And then it all falls apart.
Unlike the misunderstood wonder that is Mystic Quest, which has what I can only describe as having the “good” kind of straightforward battling, TwinBee RPG’s scuffles feel lacking. The slim yet crucial difference between the two really comes down to a feeling of fair play: TwinBee, a game that whisks you back to the last location you saved at when you die and has several bosses capable of infinitely restoring more health than your most devastating attacks can take off, doesn’t feel like it gives you the tools you need for the challenges it puts you up against. It’s the sort of RPG where sometimes you just aren’t the right level to win and no amount of clever preparation or outside-the-box thinking can solve that.

########################################

> [Problems to solve]
[A] According to the TwinBee RPG review passage, where does the game send you when you die?
[B] Write a continuation of the TwinBee RPG review passage, picking up after its final sentence.

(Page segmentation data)

########################################

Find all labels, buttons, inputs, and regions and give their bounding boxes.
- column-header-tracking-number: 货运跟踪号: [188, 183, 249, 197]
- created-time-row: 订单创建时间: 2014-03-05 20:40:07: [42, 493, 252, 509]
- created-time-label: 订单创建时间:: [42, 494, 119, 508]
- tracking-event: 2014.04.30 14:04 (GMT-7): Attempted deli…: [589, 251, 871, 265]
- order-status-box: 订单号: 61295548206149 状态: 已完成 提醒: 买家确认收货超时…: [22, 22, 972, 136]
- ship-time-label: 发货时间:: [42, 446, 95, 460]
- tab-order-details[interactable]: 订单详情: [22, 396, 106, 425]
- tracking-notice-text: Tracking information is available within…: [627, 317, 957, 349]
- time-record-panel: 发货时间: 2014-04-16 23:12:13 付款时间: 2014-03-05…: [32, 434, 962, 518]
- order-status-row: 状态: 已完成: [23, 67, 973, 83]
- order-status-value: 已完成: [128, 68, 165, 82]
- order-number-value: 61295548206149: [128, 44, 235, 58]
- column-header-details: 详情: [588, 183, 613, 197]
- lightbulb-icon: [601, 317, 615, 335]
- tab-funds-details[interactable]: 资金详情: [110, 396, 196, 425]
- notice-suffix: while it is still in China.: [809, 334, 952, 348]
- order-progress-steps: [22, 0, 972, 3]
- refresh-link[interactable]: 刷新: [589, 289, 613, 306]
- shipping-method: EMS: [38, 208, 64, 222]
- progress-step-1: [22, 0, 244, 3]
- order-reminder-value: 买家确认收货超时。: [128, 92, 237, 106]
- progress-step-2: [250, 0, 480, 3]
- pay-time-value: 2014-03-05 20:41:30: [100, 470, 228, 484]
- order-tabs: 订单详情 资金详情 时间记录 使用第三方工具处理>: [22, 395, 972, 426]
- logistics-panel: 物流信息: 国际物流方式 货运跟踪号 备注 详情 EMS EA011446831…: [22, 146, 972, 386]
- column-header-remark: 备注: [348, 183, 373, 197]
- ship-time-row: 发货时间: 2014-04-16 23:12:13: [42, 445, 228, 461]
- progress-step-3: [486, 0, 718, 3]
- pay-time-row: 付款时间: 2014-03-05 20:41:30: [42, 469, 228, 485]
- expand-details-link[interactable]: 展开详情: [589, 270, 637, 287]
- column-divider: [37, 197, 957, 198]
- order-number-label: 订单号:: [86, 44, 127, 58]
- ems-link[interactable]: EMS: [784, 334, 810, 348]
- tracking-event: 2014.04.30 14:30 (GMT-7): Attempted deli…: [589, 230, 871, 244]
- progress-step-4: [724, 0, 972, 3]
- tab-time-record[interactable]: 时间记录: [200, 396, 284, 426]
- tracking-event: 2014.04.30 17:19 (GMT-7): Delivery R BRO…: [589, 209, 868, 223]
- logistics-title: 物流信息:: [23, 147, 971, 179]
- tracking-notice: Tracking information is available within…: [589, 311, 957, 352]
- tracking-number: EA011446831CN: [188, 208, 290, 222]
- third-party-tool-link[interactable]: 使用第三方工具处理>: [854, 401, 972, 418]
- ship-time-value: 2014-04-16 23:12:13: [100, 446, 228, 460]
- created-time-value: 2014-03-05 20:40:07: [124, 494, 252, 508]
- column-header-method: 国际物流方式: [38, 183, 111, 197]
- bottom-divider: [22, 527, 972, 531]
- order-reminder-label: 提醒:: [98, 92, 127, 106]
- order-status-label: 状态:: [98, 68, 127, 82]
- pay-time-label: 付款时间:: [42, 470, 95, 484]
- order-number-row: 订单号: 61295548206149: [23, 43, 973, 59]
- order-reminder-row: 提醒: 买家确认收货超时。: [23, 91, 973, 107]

########################################

> [Answers for the exercise]
[A] Back to the last location you saved at.

[B]
To make matters worse getting to that arbitrary “correct” level of strength involves not a meticulous sweep of the current area – a guaranteed win against the upcoming boss your reward for thorough exploration – but a repeated back and forth between two rooms to respawn the same cluster of enemies over and over again. At its simplest, TwinBee RPG gives you ten enemies to deal with and then “balances” its XP gains/boss difficulty around the assumption you’ve fought twenty. You eventually learn through tedious trial and error that being strong enough to blindly autobattle the regular enemies in an area is a pretty reliable indicator of you being strong enough to manually take on the boss, which has the unfortunate knock-on effect of making regular enemy encounters either irritating XP piñatas or pointless obstacles standing between you and where you need to be with no in-between. All of this is exacerbated by TwinBee RPG’s decision to not award any XP at all to characters who keel over during a fight, even though the game automatically revives any fallen party members after each battle (with 1HP to their name). Instead their XP is given to the survivors, which only leads to the predictable – and avoidable – situation where your strongest character (that’ll definitely be TwinBee) will get stronger still and everyone else will permanently lag behind.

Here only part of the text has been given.